Given entries:
════════

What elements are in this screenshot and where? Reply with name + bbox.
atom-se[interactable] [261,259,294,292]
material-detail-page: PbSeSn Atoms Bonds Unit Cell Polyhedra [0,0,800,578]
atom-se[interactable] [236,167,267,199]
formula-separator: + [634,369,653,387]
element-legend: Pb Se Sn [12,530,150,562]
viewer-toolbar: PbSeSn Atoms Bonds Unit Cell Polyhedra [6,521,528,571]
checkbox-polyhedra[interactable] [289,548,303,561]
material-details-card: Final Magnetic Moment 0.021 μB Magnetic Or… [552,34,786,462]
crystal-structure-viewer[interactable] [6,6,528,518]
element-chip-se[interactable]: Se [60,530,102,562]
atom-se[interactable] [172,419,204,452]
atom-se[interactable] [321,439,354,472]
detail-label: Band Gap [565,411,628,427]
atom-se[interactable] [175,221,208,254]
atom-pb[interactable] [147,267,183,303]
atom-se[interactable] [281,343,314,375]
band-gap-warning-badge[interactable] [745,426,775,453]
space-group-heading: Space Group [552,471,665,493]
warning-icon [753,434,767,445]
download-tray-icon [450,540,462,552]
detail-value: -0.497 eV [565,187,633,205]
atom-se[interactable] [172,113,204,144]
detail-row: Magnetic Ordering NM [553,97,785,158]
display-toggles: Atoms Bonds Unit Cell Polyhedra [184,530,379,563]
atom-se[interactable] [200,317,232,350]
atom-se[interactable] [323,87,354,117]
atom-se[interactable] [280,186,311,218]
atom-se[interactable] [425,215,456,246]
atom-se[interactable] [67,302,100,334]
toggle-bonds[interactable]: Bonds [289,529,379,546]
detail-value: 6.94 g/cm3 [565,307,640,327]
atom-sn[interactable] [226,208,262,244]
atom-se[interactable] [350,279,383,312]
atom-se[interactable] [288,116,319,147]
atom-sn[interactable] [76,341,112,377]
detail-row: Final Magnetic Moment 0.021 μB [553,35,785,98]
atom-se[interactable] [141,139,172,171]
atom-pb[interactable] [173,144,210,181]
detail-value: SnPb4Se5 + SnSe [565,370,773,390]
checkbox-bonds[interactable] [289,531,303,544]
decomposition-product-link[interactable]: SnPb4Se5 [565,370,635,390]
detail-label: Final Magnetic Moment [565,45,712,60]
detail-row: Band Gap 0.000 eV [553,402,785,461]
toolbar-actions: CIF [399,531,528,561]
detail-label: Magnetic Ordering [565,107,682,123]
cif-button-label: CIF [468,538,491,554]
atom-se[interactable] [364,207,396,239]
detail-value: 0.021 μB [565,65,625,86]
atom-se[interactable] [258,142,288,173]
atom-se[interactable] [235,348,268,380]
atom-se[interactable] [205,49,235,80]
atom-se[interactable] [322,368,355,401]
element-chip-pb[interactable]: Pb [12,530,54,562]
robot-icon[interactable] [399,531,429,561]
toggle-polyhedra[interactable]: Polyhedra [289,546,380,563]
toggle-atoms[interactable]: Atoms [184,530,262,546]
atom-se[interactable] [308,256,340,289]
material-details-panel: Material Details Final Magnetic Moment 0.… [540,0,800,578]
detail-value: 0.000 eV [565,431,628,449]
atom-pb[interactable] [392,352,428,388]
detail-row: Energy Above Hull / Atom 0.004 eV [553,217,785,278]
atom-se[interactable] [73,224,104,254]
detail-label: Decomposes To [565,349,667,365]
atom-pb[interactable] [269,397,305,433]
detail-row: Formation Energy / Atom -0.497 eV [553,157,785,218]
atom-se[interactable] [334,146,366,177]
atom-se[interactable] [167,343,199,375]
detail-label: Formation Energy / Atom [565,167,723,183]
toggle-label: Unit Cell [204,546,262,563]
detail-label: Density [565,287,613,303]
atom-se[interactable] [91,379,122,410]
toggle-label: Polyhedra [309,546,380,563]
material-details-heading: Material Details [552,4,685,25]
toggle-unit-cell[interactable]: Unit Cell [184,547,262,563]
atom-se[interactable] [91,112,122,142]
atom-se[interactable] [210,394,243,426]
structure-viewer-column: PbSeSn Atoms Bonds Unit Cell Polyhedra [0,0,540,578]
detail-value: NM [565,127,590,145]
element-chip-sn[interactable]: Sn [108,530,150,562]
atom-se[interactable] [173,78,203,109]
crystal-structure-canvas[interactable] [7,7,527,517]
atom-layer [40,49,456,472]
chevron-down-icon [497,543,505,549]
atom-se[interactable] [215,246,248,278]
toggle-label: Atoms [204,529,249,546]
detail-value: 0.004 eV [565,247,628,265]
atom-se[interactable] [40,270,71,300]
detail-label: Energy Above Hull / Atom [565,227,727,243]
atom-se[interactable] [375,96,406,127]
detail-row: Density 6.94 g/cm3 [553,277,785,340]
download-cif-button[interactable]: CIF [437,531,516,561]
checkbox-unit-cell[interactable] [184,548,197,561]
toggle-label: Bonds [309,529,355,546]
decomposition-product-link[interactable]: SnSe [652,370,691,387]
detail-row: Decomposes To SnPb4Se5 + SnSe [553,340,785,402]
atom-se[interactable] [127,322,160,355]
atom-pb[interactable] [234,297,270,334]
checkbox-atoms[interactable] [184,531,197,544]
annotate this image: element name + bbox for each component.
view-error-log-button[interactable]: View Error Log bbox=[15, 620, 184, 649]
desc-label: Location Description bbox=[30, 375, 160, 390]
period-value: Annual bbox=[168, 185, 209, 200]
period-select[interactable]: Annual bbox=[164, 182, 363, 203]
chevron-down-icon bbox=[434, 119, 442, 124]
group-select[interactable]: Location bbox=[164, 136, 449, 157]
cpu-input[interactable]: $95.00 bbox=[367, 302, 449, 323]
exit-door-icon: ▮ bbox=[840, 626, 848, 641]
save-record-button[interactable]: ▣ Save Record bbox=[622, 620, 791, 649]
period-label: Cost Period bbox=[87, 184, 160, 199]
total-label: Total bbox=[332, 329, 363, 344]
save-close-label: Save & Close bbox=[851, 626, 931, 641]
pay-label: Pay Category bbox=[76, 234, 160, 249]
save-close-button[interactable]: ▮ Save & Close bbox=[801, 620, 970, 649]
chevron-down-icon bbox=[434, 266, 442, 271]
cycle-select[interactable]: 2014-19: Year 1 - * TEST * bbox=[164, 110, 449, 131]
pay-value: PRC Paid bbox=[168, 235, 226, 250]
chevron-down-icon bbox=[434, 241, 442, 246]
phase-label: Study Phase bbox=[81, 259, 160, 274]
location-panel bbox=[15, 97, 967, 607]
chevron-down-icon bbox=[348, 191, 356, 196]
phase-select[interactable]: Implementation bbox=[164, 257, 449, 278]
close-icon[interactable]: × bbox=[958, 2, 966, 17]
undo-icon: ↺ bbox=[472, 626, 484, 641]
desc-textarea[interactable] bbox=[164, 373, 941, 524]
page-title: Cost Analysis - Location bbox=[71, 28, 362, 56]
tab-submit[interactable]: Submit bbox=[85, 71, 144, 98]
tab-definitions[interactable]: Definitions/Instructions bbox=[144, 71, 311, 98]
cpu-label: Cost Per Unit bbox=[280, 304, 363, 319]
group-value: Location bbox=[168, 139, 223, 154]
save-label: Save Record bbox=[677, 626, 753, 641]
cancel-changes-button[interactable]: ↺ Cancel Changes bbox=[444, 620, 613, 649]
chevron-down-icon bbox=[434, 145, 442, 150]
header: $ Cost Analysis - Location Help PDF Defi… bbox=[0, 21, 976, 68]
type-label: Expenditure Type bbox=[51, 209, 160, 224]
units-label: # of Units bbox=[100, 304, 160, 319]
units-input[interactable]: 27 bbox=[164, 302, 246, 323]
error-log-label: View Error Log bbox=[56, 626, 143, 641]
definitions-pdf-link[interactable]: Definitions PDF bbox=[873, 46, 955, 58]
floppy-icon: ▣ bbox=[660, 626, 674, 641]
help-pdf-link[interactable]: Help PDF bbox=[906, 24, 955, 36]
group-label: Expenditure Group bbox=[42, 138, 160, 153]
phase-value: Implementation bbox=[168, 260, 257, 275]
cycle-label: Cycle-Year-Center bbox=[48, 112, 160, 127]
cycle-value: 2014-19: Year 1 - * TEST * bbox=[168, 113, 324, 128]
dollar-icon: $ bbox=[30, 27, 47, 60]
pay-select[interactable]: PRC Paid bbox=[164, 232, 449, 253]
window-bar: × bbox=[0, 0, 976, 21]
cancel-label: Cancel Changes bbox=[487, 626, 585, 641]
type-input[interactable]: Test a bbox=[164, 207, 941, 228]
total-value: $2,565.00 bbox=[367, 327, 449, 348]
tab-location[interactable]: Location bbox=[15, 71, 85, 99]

════════

To be done:
Reproduce verbatim the lines from the first line of the entries through the line containing "element-legend: Pb Se Sn [12,530,150,562]", including both of those lines.

Final result:
What elements are in this screenshot and where? Reply with name + bbox.
atom-se[interactable] [261,259,294,292]
material-detail-page: PbSeSn Atoms Bonds Unit Cell Polyhedra [0,0,800,578]
atom-se[interactable] [236,167,267,199]
formula-separator: + [634,369,653,387]
element-legend: Pb Se Sn [12,530,150,562]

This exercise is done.